>>>

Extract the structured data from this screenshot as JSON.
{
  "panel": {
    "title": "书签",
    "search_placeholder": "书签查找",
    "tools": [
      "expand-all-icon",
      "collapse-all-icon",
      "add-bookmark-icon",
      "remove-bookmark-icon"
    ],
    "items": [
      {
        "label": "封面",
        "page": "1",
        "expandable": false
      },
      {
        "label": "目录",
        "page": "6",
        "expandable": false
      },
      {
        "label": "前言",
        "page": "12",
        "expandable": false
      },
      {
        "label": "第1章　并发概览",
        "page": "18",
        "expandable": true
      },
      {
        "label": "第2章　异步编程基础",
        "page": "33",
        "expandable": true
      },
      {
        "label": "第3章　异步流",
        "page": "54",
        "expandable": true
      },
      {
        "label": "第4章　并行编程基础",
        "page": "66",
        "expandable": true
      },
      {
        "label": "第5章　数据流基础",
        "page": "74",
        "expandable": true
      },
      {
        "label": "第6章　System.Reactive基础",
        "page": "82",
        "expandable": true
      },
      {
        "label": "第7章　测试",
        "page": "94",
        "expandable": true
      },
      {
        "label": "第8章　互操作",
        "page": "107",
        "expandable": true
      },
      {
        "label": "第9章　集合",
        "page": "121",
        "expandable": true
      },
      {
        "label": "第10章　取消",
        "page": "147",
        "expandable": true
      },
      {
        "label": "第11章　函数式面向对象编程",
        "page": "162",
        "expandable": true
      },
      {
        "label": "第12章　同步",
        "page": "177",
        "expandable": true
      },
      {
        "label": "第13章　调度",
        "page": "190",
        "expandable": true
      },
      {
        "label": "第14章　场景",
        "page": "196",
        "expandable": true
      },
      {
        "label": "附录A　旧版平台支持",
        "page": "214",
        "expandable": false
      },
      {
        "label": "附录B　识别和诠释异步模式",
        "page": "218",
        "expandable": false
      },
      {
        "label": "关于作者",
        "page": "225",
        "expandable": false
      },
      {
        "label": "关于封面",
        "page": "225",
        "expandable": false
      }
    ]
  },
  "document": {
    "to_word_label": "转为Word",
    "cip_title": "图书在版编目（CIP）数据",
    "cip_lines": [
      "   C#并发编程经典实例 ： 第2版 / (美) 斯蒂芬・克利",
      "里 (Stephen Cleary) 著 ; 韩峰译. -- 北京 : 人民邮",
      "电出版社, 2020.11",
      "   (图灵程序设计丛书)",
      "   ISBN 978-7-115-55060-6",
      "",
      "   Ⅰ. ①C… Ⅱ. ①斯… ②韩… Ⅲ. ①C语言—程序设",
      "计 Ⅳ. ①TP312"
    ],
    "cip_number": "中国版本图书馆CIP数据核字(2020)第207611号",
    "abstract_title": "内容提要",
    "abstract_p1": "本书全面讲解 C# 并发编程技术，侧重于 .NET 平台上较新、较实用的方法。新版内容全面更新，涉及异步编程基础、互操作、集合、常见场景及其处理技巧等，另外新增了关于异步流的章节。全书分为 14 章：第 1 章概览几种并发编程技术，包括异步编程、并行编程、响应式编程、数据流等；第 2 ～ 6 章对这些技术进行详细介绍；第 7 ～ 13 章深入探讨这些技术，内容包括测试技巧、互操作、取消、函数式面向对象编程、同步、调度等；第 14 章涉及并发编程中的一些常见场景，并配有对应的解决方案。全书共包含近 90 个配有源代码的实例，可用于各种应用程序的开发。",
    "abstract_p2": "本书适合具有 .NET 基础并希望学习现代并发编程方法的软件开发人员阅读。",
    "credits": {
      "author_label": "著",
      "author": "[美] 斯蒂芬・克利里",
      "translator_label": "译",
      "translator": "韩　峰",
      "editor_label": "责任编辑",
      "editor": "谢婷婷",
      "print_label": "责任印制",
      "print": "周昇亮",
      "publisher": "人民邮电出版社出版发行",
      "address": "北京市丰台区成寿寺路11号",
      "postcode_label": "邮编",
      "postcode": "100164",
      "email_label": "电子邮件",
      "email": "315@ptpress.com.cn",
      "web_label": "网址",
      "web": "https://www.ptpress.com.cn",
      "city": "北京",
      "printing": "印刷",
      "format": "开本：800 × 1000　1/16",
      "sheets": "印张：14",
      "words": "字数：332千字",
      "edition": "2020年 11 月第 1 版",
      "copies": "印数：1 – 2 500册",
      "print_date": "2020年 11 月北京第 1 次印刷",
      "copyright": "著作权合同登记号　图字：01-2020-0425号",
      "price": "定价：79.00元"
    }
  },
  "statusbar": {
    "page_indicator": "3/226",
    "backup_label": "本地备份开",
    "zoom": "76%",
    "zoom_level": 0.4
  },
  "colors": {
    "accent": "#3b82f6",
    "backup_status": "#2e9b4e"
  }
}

<<<

PROMPT ▸ Your answer should be only a number: how many lines of the data above contain the string "bookmark"?

EXERCISE OUTPUT ▸ 2